• _WHAT THE TASK ASKS_: Quote each of the rows below word for word, leaving out none of them and changing nothing.

(Labeled box records)
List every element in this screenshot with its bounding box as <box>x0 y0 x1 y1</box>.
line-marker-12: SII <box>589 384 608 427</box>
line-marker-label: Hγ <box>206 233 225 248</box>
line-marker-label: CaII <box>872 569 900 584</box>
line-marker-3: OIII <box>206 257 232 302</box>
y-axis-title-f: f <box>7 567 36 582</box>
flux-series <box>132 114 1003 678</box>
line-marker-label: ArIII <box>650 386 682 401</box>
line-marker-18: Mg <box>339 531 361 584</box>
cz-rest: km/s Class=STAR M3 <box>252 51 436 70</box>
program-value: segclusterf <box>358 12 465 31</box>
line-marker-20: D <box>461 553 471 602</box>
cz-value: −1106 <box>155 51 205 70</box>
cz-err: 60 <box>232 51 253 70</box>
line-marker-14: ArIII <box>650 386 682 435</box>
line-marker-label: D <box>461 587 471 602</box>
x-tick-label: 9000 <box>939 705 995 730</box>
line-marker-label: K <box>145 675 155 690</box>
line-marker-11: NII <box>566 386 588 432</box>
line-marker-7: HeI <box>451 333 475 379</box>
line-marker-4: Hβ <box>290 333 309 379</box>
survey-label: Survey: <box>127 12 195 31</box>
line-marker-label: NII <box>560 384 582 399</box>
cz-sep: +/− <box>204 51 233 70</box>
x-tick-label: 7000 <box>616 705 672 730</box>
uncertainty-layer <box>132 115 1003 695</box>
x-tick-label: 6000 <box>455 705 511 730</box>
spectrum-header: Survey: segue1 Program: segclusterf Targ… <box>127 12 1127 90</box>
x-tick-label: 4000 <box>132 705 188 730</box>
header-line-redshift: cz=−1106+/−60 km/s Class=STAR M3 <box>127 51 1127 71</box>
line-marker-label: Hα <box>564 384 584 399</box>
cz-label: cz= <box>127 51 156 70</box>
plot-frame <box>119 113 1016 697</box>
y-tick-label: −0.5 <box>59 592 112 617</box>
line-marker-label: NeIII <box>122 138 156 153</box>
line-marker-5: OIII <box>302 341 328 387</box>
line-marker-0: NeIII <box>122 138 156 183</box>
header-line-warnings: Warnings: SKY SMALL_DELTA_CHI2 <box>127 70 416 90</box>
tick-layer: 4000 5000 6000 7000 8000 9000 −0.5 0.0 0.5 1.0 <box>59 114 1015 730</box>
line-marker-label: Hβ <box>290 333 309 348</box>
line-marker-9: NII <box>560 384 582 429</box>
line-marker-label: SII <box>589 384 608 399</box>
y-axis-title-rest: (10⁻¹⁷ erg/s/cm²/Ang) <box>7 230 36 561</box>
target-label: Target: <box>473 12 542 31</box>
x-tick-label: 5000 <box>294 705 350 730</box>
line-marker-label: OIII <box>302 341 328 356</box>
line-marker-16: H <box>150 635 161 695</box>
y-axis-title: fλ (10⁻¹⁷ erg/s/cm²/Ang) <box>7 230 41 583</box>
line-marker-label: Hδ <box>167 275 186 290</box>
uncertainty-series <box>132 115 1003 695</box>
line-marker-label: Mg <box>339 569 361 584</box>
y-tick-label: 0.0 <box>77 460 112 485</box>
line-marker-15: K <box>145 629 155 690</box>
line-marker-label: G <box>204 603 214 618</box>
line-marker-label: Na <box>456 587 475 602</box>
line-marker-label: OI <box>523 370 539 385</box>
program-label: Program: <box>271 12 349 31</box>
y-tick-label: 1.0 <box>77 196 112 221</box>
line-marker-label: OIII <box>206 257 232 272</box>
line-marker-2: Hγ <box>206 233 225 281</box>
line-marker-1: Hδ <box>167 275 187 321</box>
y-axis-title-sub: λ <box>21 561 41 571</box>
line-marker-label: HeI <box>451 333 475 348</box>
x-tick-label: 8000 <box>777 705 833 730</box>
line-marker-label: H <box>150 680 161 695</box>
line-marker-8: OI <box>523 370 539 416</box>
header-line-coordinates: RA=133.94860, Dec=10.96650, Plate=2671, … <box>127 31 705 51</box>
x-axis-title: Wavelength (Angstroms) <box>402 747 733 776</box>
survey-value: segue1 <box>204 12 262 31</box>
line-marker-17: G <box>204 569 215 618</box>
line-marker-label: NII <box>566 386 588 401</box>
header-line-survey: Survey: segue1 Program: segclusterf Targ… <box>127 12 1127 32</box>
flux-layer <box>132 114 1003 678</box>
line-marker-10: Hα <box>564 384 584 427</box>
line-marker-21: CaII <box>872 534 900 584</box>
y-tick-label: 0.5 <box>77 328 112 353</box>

• _THE REPLY_:
List every element in this screenshot with its bounding box as <box>x0 y0 x1 y1</box>.
line-marker-12: SII <box>589 384 608 427</box>
line-marker-label: Hγ <box>206 233 225 248</box>
line-marker-label: CaII <box>872 569 900 584</box>
line-marker-3: OIII <box>206 257 232 302</box>
y-axis-title-f: f <box>7 567 36 582</box>
flux-series <box>132 114 1003 678</box>
line-marker-label: ArIII <box>650 386 682 401</box>
line-marker-18: Mg <box>339 531 361 584</box>
cz-rest: km/s Class=STAR M3 <box>252 51 436 70</box>
program-value: segclusterf <box>358 12 465 31</box>
line-marker-20: D <box>461 553 471 602</box>
cz-value: −1106 <box>155 51 205 70</box>
cz-err: 60 <box>232 51 253 70</box>
line-marker-14: ArIII <box>650 386 682 435</box>
line-marker-label: D <box>461 587 471 602</box>
x-tick-label: 9000 <box>939 705 995 730</box>
line-marker-label: K <box>145 675 155 690</box>
line-marker-11: NII <box>566 386 588 432</box>
line-marker-7: HeI <box>451 333 475 379</box>
line-marker-4: Hβ <box>290 333 309 379</box>
survey-label: Survey: <box>127 12 195 31</box>
line-marker-label: NII <box>560 384 582 399</box>
cz-sep: +/− <box>204 51 233 70</box>
x-tick-label: 7000 <box>616 705 672 730</box>
uncertainty-layer <box>132 115 1003 695</box>
x-tick-label: 6000 <box>455 705 511 730</box>
spectrum-header: Survey: segue1 Program: segclusterf Targ… <box>127 12 1127 90</box>
x-tick-label: 4000 <box>132 705 188 730</box>
header-line-redshift: cz=−1106+/−60 km/s Class=STAR M3 <box>127 51 1127 71</box>
line-marker-label: Hα <box>564 384 584 399</box>
cz-label: cz= <box>127 51 156 70</box>
plot-frame <box>119 113 1016 697</box>
y-tick-label: −0.5 <box>59 592 112 617</box>
line-marker-label: NeIII <box>122 138 156 153</box>
line-marker-5: OIII <box>302 341 328 387</box>
line-marker-0: NeIII <box>122 138 156 183</box>
header-line-warnings: Warnings: SKY SMALL_DELTA_CHI2 <box>127 70 416 90</box>
tick-layer: 4000 5000 6000 7000 8000 9000 −0.5 0.0 0.5 1.0 <box>59 114 1015 730</box>
line-marker-label: Hβ <box>290 333 309 348</box>
line-marker-9: NII <box>560 384 582 429</box>
line-marker-label: SII <box>589 384 608 399</box>
y-axis-title-rest: (10⁻¹⁷ erg/s/cm²/Ang) <box>7 230 36 561</box>
target-label: Target: <box>473 12 542 31</box>
x-tick-label: 5000 <box>294 705 350 730</box>
line-marker-label: OIII <box>302 341 328 356</box>
line-marker-16: H <box>150 635 161 695</box>
y-axis-title: fλ (10⁻¹⁷ erg/s/cm²/Ang) <box>7 230 41 583</box>
line-marker-label: Hδ <box>167 275 186 290</box>
uncertainty-series <box>132 115 1003 695</box>
line-marker-label: Mg <box>339 569 361 584</box>
y-tick-label: 0.0 <box>77 460 112 485</box>
line-marker-15: K <box>145 629 155 690</box>
line-marker-label: G <box>204 603 214 618</box>
line-marker-label: Na <box>456 587 475 602</box>
line-marker-label: OI <box>523 370 539 385</box>
program-label: Program: <box>271 12 349 31</box>
y-tick-label: 1.0 <box>77 196 112 221</box>
line-marker-label: OIII <box>206 257 232 272</box>
line-marker-2: Hγ <box>206 233 225 281</box>
line-marker-1: Hδ <box>167 275 187 321</box>
y-axis-title-sub: λ <box>21 561 41 571</box>
line-marker-label: HeI <box>451 333 475 348</box>
x-tick-label: 8000 <box>777 705 833 730</box>
line-marker-label: H <box>150 680 161 695</box>
line-marker-8: OI <box>523 370 539 416</box>
header-line-coordinates: RA=133.94860, Dec=10.96650, Plate=2671, … <box>127 31 705 51</box>
x-axis-title: Wavelength (Angstroms) <box>402 747 733 776</box>
survey-value: segue1 <box>204 12 262 31</box>
line-marker-17: G <box>204 569 215 618</box>
line-marker-label: NII <box>566 386 588 401</box>
header-line-survey: Survey: segue1 Program: segclusterf Targ… <box>127 12 1127 32</box>
flux-layer <box>132 114 1003 678</box>
line-marker-10: Hα <box>564 384 584 427</box>
line-marker-21: CaII <box>872 534 900 584</box>
y-tick-label: 0.5 <box>77 328 112 353</box>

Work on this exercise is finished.